§ Stated exercise:
Exact repetition is required: output every record in full.

━━ Information supplied ━━

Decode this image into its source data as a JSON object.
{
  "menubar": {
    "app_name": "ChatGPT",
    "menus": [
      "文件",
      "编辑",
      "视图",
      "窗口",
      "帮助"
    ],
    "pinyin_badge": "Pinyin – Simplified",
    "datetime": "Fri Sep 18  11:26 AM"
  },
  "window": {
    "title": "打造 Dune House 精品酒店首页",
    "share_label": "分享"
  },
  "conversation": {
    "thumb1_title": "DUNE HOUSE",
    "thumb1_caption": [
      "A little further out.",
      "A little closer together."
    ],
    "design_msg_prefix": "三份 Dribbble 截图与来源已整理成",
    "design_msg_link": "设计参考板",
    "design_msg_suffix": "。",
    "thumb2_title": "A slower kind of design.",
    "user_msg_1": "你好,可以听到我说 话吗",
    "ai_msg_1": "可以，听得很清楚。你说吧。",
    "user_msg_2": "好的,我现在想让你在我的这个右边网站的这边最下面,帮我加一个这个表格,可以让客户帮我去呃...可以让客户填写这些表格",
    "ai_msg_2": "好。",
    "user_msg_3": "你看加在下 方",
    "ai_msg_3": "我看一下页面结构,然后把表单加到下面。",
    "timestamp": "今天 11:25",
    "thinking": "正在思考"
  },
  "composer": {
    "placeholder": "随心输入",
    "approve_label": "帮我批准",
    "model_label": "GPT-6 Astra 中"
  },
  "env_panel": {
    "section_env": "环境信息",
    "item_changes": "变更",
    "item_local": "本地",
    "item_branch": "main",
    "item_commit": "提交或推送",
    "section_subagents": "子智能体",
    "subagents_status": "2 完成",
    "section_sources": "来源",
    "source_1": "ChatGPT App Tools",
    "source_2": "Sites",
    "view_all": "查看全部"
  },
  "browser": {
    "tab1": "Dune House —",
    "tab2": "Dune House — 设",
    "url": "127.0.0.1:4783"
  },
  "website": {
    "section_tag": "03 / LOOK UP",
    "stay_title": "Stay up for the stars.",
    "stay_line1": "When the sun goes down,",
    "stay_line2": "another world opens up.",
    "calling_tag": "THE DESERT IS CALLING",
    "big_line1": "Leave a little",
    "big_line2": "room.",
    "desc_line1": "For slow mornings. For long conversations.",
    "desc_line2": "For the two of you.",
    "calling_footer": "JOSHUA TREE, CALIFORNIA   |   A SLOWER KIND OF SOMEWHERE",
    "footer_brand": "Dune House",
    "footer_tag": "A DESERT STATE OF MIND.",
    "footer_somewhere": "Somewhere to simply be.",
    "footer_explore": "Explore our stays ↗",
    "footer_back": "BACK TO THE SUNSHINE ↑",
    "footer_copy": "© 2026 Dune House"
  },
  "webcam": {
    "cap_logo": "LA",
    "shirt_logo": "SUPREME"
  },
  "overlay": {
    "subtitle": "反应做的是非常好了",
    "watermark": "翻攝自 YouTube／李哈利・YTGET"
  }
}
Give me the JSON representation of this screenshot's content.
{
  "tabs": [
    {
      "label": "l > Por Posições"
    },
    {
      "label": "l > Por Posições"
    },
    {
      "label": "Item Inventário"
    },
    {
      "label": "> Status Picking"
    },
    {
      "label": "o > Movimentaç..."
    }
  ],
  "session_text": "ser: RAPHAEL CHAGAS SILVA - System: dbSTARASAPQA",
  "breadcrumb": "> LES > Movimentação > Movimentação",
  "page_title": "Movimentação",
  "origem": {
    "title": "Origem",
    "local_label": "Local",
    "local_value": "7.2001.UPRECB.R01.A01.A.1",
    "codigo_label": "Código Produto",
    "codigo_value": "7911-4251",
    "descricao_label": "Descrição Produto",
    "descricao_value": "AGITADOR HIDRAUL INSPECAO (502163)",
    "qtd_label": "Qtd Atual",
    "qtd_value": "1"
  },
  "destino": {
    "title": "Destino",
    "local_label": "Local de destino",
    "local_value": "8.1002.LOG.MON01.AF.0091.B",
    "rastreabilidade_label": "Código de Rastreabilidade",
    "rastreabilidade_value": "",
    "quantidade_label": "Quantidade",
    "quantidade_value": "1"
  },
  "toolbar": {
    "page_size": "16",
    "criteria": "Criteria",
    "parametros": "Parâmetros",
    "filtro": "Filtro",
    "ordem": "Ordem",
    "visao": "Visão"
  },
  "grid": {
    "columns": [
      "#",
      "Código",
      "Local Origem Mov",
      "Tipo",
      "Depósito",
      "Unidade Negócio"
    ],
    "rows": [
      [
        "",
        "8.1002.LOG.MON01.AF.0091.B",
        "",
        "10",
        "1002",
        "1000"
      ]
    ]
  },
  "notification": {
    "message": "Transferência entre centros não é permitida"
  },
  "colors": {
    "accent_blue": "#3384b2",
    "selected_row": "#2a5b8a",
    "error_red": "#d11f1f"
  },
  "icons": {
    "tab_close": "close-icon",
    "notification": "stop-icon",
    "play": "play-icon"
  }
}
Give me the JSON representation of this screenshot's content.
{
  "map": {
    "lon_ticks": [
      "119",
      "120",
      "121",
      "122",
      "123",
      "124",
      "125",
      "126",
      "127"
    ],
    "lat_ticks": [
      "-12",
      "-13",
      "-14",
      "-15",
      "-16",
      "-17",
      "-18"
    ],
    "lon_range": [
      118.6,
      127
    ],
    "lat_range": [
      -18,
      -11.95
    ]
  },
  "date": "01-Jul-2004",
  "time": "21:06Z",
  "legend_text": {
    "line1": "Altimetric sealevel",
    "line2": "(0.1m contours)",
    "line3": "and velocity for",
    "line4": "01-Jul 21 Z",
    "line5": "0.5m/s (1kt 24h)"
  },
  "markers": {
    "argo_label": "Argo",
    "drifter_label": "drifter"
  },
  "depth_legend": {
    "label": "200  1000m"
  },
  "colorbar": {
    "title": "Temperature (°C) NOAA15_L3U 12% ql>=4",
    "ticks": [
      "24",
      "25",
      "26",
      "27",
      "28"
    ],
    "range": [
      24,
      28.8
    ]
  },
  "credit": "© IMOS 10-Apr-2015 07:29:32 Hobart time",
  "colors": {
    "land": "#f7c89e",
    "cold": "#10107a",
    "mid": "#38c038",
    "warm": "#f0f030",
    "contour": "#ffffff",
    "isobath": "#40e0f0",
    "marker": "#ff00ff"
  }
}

━━━

§ Solution to the problem:
Decode this image into its source data as a JSON object.
{
  "menubar": {
    "app_name": "ChatGPT",
    "menus": [
      "文件",
      "编辑",
      "视图",
      "窗口",
      "帮助"
    ],
    "pinyin_badge": "Pinyin – Simplified",
    "datetime": "Fri Sep 18  11:26 AM"
  },
  "window": {
    "title": "打造 Dune House 精品酒店首页",
    "share_label": "分享"
  },
  "conversation": {
    "thumb1_title": "DUNE HOUSE",
    "thumb1_caption": [
      "A little further out.",
      "A little closer together."
    ],
    "design_msg_prefix": "三份 Dribbble 截图与来源已整理成",
    "design_msg_link": "设计参考板",
    "design_msg_suffix": "。",
    "thumb2_title": "A slower kind of design.",
    "user_msg_1": "你好,可以听到我说 话吗",
    "ai_msg_1": "可以，听得很清楚。你说吧。",
    "user_msg_2": "好的,我现在想让你在我的这个右边网站的这边最下面,帮我加一个这个表格,可以让客户帮我去呃...可以让客户填写这些表格",
    "ai_msg_2": "好。",
    "user_msg_3": "你看加在下 方",
    "ai_msg_3": "我看一下页面结构,然后把表单加到下面。",
    "timestamp": "今天 11:25",
    "thinking": "正在思考"
  },
  "composer": {
    "placeholder": "随心输入",
    "approve_label": "帮我批准",
    "model_label": "GPT-6 Astra 中"
  },
  "env_panel": {
    "section_env": "环境信息",
    "item_changes": "变更",
    "item_local": "本地",
    "item_branch": "main",
    "item_commit": "提交或推送",
    "section_subagents": "子智能体",
    "subagents_status": "2 完成",
    "section_sources": "来源",
    "source_1": "ChatGPT App Tools",
    "source_2": "Sites",
    "view_all": "查看全部"
  },
  "browser": {
    "tab1": "Dune House —",
    "tab2": "Dune House — 设",
    "url": "127.0.0.1:4783"
  },
  "website": {
    "section_tag": "03 / LOOK UP",
    "stay_title": "Stay up for the stars.",
    "stay_line1": "When the sun goes down,",
    "stay_line2": "another world opens up.",
    "calling_tag": "THE DESERT IS CALLING",
    "big_line1": "Leave a little",
    "big_line2": "room.",
    "desc_line1": "For slow mornings. For long conversations.",
    "desc_line2": "For the two of you.",
    "calling_footer": "JOSHUA TREE, CALIFORNIA   |   A SLOWER KIND OF SOMEWHERE",
    "footer_brand": "Dune House",
    "footer_tag": "A DESERT STATE OF MIND.",
    "footer_somewhere": "Somewhere to simply be.",
    "footer_explore": "Explore our stays ↗",
    "footer_back": "BACK TO THE SUNSHINE ↑",
    "footer_copy": "© 2026 Dune House"
  },
  "webcam": {
    "cap_logo": "LA",
    "shirt_logo": "SUPREME"
  },
  "overlay": {
    "subtitle": "反应做的是非常好了",
    "watermark": "翻攝自 YouTube／李哈利・YTGET"
  }
}
Give me the JSON representation of this screenshot's content.
{
  "tabs": [
    {
      "label": "l > Por Posições"
    },
    {
      "label": "l > Por Posições"
    },
    {
      "label": "Item Inventário"
    },
    {
      "label": "> Status Picking"
    },
    {
      "label": "o > Movimentaç..."
    }
  ],
  "session_text": "ser: RAPHAEL CHAGAS SILVA - System: dbSTARASAPQA",
  "breadcrumb": "> LES > Movimentação > Movimentação",
  "page_title": "Movimentação",
  "origem": {
    "title": "Origem",
    "local_label": "Local",
    "local_value": "7.2001.UPRECB.R01.A01.A.1",
    "codigo_label": "Código Produto",
    "codigo_value": "7911-4251",
    "descricao_label": "Descrição Produto",
    "descricao_value": "AGITADOR HIDRAUL INSPECAO (502163)",
    "qtd_label": "Qtd Atual",
    "qtd_value": "1"
  },
  "destino": {
    "title": "Destino",
    "local_label": "Local de destino",
    "local_value": "8.1002.LOG.MON01.AF.0091.B",
    "rastreabilidade_label": "Código de Rastreabilidade",
    "rastreabilidade_value": "",
    "quantidade_label": "Quantidade",
    "quantidade_value": "1"
  },
  "toolbar": {
    "page_size": "16",
    "criteria": "Criteria",
    "parametros": "Parâmetros",
    "filtro": "Filtro",
    "ordem": "Ordem",
    "visao": "Visão"
  },
  "grid": {
    "columns": [
      "#",
      "Código",
      "Local Origem Mov",
      "Tipo",
      "Depósito",
      "Unidade Negócio"
    ],
    "rows": [
      [
        "",
        "8.1002.LOG.MON01.AF.0091.B",
        "",
        "10",
        "1002",
        "1000"
      ]
    ]
  },
  "notification": {
    "message": "Transferência entre centros não é permitida"
  },
  "colors": {
    "accent_blue": "#3384b2",
    "selected_row": "#2a5b8a",
    "error_red": "#d11f1f"
  },
  "icons": {
    "tab_close": "close-icon",
    "notification": "stop-icon",
    "play": "play-icon"
  }
}
Give me the JSON representation of this screenshot's content.
{
  "map": {
    "lon_ticks": [
      "119",
      "120",
      "121",
      "122",
      "123",
      "124",
      "125",
      "126",
      "127"
    ],
    "lat_ticks": [
      "-12",
      "-13",
      "-14",
      "-15",
      "-16",
      "-17",
      "-18"
    ],
    "lon_range": [
      118.6,
      127
    ],
    "lat_range": [
      -18,
      -11.95
    ]
  },
  "date": "01-Jul-2004",
  "time": "21:06Z",
  "legend_text": {
    "line1": "Altimetric sealevel",
    "line2": "(0.1m contours)",
    "line3": "and velocity for",
    "line4": "01-Jul 21 Z",
    "line5": "0.5m/s (1kt 24h)"
  },
  "markers": {
    "argo_label": "Argo",
    "drifter_label": "drifter"
  },
  "depth_legend": {
    "label": "200  1000m"
  },
  "colorbar": {
    "title": "Temperature (°C) NOAA15_L3U 12% ql>=4",
    "ticks": [
      "24",
      "25",
      "26",
      "27",
      "28"
    ],
    "range": [
      24,
      28.8
    ]
  },
  "credit": "© IMOS 10-Apr-2015 07:29:32 Hobart time",
  "colors": {
    "land": "#f7c89e",
    "cold": "#10107a",
    "mid": "#38c038",
    "warm": "#f0f030",
    "contour": "#ffffff",
    "isobath": "#40e0f0",
    "marker": "#ff00ff"
  }
}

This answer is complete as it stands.